Filter the lines below, copying only those with the string "album".

**Task data**
════════════════════
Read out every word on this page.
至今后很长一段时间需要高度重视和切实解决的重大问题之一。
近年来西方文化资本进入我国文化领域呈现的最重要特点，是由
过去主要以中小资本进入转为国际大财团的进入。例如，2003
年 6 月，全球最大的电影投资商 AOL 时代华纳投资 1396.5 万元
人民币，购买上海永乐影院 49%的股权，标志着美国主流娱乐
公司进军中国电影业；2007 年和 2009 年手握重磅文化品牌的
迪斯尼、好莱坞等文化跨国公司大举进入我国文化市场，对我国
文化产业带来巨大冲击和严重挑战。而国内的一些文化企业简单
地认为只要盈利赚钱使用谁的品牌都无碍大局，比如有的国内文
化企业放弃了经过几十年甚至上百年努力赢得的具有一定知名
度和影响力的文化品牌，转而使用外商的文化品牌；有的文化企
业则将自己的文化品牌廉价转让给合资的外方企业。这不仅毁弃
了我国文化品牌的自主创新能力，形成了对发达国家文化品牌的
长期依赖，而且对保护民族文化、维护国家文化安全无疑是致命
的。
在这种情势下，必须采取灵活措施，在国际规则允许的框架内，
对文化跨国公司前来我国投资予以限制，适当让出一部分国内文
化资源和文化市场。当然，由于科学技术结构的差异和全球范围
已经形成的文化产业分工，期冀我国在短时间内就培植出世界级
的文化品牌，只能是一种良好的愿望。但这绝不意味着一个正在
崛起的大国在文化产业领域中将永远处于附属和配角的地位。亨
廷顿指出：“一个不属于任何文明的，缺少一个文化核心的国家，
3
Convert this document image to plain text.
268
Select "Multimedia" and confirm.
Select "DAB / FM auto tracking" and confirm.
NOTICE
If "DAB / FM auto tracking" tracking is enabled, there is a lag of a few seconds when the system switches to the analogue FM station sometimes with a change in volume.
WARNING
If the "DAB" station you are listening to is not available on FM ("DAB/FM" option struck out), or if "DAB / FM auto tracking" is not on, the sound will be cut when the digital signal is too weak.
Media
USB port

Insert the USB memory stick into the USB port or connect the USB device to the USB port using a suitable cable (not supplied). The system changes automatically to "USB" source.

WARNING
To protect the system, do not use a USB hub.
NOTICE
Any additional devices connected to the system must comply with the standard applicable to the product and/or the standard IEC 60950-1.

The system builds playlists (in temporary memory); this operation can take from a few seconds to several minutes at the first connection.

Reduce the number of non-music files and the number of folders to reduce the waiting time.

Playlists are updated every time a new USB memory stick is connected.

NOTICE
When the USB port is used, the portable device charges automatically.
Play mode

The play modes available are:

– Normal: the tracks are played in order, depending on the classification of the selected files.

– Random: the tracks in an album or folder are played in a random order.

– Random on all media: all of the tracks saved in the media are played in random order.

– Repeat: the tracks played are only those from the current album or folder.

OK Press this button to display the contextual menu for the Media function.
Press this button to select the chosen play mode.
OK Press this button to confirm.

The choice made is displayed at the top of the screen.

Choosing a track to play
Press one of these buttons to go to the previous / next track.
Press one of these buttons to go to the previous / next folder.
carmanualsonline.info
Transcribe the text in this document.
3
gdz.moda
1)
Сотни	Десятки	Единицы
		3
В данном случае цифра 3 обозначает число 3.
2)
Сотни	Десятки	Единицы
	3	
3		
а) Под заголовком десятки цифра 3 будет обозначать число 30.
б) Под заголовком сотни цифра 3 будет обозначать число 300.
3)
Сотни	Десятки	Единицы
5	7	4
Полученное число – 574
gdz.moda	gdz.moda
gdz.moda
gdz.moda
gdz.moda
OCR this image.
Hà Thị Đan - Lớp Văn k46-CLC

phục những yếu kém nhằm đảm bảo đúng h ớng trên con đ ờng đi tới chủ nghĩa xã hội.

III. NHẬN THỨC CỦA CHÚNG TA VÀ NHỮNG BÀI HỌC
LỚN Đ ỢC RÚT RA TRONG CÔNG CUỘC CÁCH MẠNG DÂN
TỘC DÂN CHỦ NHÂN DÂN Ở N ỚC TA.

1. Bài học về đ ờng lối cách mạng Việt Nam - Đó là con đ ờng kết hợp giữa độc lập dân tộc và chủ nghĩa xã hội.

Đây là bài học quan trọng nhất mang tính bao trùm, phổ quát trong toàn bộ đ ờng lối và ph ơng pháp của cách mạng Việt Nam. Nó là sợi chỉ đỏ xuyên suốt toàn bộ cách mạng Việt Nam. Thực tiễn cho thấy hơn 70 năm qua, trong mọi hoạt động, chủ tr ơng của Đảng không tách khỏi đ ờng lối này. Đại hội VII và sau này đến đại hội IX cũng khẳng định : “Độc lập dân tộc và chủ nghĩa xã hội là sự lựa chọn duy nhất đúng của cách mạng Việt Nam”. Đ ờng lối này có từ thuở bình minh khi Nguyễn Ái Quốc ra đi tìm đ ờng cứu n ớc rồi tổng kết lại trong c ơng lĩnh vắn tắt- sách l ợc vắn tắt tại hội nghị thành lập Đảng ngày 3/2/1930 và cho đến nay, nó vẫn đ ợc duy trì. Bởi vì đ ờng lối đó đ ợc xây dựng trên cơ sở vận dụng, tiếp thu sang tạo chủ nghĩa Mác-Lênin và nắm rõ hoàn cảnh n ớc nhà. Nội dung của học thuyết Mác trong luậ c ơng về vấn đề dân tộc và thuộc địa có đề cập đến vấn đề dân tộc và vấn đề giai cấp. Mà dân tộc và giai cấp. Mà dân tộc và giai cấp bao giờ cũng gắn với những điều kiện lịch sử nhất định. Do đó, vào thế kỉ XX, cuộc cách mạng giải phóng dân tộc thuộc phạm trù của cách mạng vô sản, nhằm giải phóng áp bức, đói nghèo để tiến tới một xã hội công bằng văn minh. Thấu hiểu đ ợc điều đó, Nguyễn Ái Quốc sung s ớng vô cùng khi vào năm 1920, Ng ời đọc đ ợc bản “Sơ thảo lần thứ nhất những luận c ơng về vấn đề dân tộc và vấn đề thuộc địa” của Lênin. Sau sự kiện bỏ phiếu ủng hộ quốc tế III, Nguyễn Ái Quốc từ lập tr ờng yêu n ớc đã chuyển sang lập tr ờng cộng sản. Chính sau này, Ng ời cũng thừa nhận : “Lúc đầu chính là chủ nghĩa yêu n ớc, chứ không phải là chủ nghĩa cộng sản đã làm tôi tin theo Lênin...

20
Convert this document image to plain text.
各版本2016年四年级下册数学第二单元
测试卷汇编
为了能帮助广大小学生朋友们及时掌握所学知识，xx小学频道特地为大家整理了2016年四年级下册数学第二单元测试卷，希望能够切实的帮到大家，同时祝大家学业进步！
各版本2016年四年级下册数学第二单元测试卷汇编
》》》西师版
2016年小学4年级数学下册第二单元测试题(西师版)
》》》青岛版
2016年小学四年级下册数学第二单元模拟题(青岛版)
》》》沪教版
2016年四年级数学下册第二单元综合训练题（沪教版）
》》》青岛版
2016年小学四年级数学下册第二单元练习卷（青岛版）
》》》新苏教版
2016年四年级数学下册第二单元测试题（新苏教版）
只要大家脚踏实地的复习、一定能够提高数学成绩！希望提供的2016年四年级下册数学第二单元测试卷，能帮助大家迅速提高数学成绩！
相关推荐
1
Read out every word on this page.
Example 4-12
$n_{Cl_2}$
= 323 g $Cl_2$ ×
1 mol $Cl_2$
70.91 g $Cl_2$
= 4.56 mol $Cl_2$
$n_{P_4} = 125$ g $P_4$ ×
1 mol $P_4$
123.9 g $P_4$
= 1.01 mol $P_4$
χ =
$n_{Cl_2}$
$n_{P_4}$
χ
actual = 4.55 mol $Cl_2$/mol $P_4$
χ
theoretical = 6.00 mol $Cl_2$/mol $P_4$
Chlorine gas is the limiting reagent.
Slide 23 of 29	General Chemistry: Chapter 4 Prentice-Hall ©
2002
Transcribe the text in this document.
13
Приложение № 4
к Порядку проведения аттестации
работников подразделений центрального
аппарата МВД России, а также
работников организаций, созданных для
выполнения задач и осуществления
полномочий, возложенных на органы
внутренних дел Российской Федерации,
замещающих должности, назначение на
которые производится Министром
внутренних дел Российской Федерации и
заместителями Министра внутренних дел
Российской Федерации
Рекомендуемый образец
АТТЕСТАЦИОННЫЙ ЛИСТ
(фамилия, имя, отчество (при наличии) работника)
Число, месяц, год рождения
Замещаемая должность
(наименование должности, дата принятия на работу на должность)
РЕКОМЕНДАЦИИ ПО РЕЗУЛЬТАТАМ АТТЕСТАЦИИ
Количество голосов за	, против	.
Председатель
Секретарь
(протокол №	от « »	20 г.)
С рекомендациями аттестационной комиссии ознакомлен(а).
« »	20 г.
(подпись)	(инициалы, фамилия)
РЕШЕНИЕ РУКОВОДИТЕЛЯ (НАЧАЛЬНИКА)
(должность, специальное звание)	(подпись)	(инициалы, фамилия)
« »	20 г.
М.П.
════════════════════
**Correct output**
– Random: the tracks in an album or folder are played in a random order.
– Repeat: the tracks played are only those from the current album or folder.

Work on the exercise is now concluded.